**Task statement:** Each line containing the word "leapportal" must be collected.

**Data section:**
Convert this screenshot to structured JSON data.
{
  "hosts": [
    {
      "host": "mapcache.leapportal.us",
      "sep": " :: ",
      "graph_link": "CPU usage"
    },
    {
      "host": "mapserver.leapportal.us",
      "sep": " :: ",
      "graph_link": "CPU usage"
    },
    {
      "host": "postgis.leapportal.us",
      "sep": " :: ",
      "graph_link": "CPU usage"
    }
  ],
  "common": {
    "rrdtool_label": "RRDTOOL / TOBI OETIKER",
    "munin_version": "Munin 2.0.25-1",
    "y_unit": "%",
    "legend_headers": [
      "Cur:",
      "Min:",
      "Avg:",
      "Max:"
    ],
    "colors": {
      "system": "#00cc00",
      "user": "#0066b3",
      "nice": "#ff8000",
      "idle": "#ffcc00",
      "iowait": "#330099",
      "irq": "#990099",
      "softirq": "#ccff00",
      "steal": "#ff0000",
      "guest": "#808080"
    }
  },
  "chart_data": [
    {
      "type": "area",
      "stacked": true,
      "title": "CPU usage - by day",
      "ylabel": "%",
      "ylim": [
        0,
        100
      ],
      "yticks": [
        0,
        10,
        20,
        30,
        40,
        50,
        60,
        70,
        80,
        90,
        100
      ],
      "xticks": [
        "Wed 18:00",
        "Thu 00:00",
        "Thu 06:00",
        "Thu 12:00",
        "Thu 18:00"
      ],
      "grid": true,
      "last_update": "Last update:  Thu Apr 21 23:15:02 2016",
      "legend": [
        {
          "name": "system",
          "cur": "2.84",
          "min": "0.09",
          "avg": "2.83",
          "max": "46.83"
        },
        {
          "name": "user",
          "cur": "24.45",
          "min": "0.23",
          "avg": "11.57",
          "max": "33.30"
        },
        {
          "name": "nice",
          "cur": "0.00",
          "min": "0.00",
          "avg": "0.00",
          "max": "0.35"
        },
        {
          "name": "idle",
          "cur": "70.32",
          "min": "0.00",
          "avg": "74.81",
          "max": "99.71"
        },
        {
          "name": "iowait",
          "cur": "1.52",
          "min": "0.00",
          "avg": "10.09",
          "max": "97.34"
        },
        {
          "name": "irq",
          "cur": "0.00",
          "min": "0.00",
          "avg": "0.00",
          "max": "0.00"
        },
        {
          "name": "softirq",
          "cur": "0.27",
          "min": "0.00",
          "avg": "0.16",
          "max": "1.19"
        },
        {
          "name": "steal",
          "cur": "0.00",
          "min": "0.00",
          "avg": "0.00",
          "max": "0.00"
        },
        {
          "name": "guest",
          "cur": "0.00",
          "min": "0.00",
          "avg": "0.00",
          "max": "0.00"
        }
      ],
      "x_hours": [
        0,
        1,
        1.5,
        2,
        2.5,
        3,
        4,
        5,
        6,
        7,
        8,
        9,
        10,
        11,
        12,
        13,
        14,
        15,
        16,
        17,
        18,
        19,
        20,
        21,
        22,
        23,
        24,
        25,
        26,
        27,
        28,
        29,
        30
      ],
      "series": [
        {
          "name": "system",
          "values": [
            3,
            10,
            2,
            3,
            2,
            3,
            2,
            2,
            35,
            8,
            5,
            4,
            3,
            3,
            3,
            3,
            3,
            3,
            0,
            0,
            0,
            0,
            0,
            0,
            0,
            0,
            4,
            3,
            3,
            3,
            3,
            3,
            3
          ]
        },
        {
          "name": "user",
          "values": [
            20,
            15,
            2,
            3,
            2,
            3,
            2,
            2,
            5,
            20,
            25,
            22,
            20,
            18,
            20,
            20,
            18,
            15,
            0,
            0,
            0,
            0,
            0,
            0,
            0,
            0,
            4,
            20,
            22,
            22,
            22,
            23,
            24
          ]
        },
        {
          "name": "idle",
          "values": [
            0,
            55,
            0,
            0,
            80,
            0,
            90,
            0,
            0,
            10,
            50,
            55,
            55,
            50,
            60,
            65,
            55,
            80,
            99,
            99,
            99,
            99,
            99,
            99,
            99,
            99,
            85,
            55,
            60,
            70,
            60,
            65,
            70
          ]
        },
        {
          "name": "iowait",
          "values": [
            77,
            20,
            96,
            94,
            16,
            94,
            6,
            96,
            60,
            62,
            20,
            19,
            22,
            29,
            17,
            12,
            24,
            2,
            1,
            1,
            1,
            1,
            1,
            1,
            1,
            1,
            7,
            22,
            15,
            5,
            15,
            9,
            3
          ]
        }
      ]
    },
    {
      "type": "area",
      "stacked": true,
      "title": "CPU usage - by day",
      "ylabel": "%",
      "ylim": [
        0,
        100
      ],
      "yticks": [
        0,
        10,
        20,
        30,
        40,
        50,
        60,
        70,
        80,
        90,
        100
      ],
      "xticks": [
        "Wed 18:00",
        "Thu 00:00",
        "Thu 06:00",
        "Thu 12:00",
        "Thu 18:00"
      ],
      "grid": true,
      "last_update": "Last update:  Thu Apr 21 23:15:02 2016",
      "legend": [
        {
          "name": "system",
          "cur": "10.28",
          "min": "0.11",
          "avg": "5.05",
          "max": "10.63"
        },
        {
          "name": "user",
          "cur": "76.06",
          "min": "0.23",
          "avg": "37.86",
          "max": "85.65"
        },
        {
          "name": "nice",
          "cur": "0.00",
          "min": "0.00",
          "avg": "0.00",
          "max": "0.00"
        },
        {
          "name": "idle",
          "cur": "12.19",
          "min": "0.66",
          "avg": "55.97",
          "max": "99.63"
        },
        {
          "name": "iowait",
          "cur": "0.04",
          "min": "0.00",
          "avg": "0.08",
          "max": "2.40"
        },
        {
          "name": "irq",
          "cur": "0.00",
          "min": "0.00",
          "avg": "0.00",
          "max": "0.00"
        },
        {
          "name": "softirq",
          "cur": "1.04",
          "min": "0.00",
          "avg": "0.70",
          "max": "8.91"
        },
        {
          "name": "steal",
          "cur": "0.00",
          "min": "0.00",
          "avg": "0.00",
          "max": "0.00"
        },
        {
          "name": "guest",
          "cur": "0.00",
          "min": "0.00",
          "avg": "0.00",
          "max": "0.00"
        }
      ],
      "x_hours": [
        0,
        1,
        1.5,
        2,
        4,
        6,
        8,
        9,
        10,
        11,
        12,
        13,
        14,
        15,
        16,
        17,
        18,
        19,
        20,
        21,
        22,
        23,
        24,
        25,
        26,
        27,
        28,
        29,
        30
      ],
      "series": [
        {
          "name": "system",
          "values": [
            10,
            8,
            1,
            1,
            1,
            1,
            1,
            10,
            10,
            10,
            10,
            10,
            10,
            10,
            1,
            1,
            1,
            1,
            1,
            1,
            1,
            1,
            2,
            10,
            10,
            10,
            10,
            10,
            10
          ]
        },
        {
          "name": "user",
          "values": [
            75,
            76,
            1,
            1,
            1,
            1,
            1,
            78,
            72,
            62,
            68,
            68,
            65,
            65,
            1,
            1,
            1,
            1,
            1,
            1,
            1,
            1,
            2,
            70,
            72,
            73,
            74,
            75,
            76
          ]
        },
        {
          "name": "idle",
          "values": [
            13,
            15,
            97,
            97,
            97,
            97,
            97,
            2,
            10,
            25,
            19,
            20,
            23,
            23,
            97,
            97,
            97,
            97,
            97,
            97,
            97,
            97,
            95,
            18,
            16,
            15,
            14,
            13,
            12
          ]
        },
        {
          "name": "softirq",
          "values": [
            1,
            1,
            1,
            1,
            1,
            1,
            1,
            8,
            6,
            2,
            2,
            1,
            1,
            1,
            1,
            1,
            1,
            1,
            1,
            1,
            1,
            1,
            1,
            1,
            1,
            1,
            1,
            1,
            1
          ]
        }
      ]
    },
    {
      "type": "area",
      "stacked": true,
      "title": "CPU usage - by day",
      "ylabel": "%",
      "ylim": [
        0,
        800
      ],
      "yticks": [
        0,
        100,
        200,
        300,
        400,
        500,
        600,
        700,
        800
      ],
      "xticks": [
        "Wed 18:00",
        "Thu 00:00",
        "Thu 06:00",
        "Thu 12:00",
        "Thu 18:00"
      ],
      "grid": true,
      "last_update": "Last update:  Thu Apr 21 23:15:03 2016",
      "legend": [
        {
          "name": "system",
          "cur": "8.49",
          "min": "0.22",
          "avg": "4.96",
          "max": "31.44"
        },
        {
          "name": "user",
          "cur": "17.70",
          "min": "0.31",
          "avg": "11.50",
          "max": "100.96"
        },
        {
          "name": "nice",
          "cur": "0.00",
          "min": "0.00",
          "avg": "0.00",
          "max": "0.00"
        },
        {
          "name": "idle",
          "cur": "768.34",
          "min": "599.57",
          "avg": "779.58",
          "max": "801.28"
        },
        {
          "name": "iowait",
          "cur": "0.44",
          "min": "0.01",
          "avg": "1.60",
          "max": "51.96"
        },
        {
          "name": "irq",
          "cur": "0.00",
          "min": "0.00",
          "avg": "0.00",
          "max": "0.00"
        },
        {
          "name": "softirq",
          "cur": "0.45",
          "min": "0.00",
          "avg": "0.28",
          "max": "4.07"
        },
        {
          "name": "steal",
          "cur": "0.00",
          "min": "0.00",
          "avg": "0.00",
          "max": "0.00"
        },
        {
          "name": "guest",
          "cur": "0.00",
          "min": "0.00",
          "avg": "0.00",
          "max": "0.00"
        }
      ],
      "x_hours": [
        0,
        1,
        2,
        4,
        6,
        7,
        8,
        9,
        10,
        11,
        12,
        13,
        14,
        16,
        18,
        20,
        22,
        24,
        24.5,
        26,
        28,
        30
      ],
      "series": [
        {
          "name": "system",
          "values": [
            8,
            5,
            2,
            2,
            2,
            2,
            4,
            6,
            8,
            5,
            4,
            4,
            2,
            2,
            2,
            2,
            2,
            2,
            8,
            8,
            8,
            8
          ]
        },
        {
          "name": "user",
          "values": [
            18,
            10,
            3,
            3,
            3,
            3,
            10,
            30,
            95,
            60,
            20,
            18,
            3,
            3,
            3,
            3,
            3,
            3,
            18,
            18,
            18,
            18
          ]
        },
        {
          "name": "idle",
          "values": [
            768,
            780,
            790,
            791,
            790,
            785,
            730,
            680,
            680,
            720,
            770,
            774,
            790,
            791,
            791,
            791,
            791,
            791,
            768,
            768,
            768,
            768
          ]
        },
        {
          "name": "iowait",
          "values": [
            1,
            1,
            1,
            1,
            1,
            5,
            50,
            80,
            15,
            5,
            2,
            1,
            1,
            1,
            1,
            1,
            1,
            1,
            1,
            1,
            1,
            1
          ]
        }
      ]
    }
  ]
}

**The result:**
      "host": "mapcache.leapportal.us",
      "host": "mapserver.leapportal.us",
      "host": "postgis.leapportal.us",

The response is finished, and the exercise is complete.